◆ Instructions for the task
Return every line below in which "JSON" appears.

[Figure content listings]
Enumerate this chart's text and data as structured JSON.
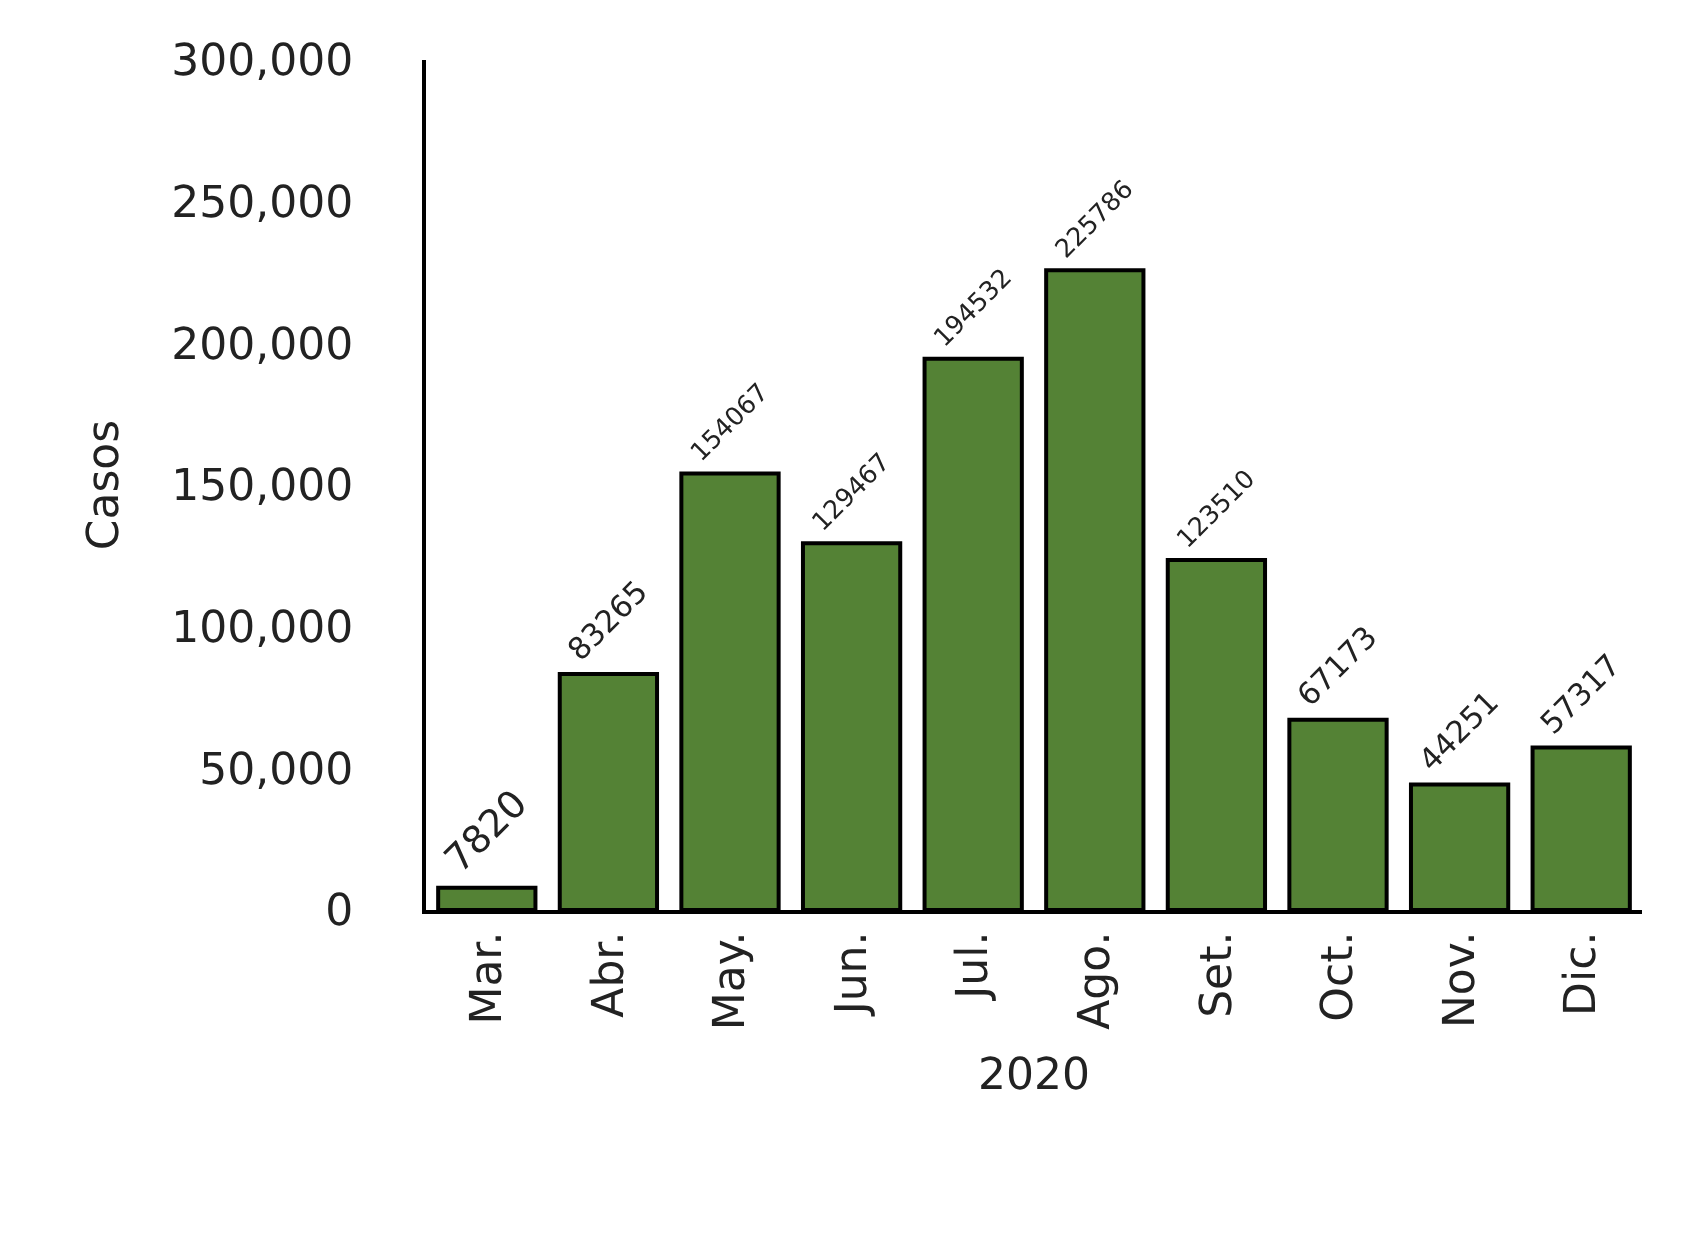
{
  "chart_data": {
    "type": "bar",
    "xlabel": "2020",
    "ylabel": "Casos",
    "categories": [
      "Mar.",
      "Abr.",
      "May.",
      "Jun.",
      "Jul.",
      "Ago.",
      "Set.",
      "Oct.",
      "Nov.",
      "Dic."
    ],
    "values": [
      7820,
      83265,
      154067,
      129467,
      194532,
      225786,
      123510,
      67173,
      44251,
      57317
    ],
    "color": "#548235",
    "ylim": [
      0,
      300000
    ],
    "yticks": [
      {
        "value": 0,
        "label": "0"
      },
      {
        "value": 50000,
        "label": "50,000"
      },
      {
        "value": 100000,
        "label": "100,000"
      },
      {
        "value": 150000,
        "label": "150,000"
      },
      {
        "value": 200000,
        "label": "200,000"
      },
      {
        "value": 250000,
        "label": "250,000"
      },
      {
        "value": 300000,
        "label": "300,000"
      }
    ],
    "data_labels": true,
    "grid": false,
    "legend": false
  }
}
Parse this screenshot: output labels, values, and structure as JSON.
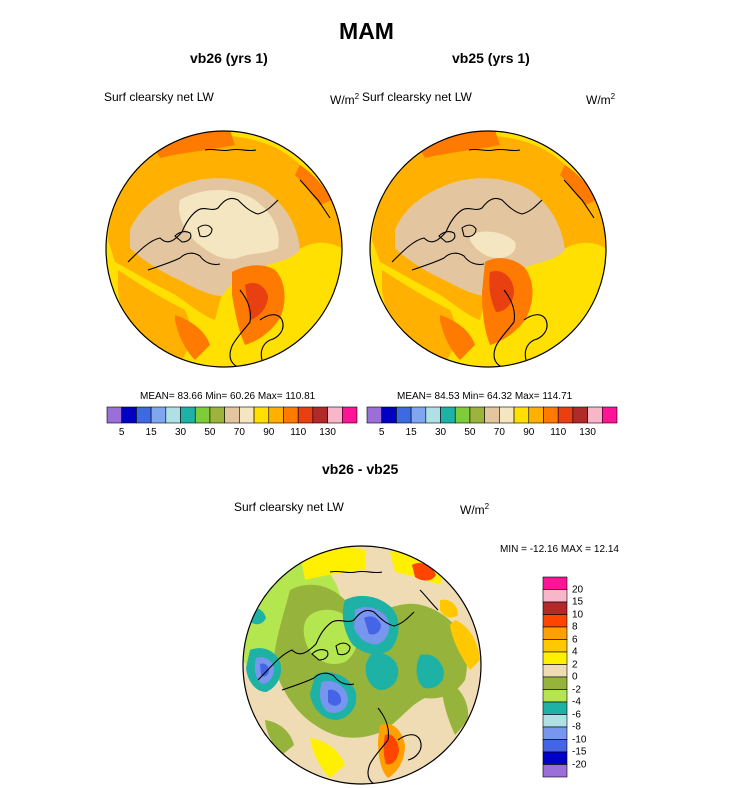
{
  "title": "MAM",
  "panels": [
    {
      "subtitle": "vb26 (yrs 1)",
      "variable": "Surf clearsky net LW",
      "units_base": "W/m",
      "units_exp": "2",
      "stats": "MEAN=  83.66  Min=  60.26  Max= 110.81"
    },
    {
      "subtitle": "vb25 (yrs 1)",
      "variable": "Surf clearsky net LW",
      "units_base": "W/m",
      "units_exp": "2",
      "stats": "MEAN=  84.53  Min=  64.32  Max= 114.71"
    }
  ],
  "abs_colorbar": {
    "colors": [
      "#9b6fd8",
      "#0000c0",
      "#3d6ae0",
      "#7fa6ee",
      "#aee0e6",
      "#1eb2a6",
      "#7ecc3a",
      "#9cb43c",
      "#e3c6a0",
      "#f4e6c0",
      "#ffe000",
      "#ffb000",
      "#ff7a00",
      "#e84010",
      "#b02a2a",
      "#f8b6c8",
      "#ff1496"
    ],
    "tick_labels": [
      "5",
      "15",
      "30",
      "50",
      "70",
      "90",
      "110",
      "130"
    ]
  },
  "diff": {
    "title": "vb26 - vb25",
    "variable": "Surf clearsky net LW",
    "units_base": "W/m",
    "units_exp": "2",
    "stats": "MIN = -12.16 MAX =  12.14",
    "colors_top_down": [
      "#ff1496",
      "#f8b6c8",
      "#b02a2a",
      "#ff4500",
      "#ffa000",
      "#ffc800",
      "#fff000",
      "#f0dcb4",
      "#96b43c",
      "#b4e650",
      "#1eb2a6",
      "#aee0e6",
      "#7896ee",
      "#4664e6",
      "#0000c8",
      "#9b6fd8"
    ],
    "tick_labels_top_down": [
      "20",
      "15",
      "10",
      "8",
      "6",
      "4",
      "2",
      "0",
      "-2",
      "-4",
      "-6",
      "-8",
      "-10",
      "-15",
      "-20"
    ]
  }
}
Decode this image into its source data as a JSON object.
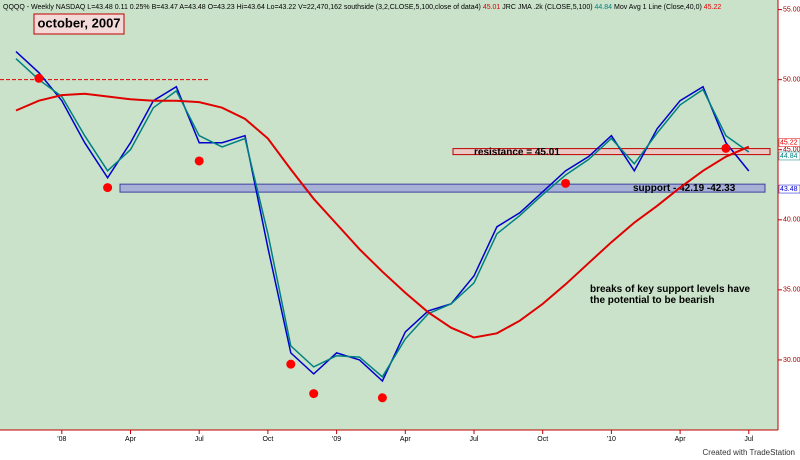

◆ Completed exercise
Enumerate this chart's text and data as structured JSON.
Parse this screenshot: output labels, values, and structure as JSON.
Decode this image into its source data as a JSON object.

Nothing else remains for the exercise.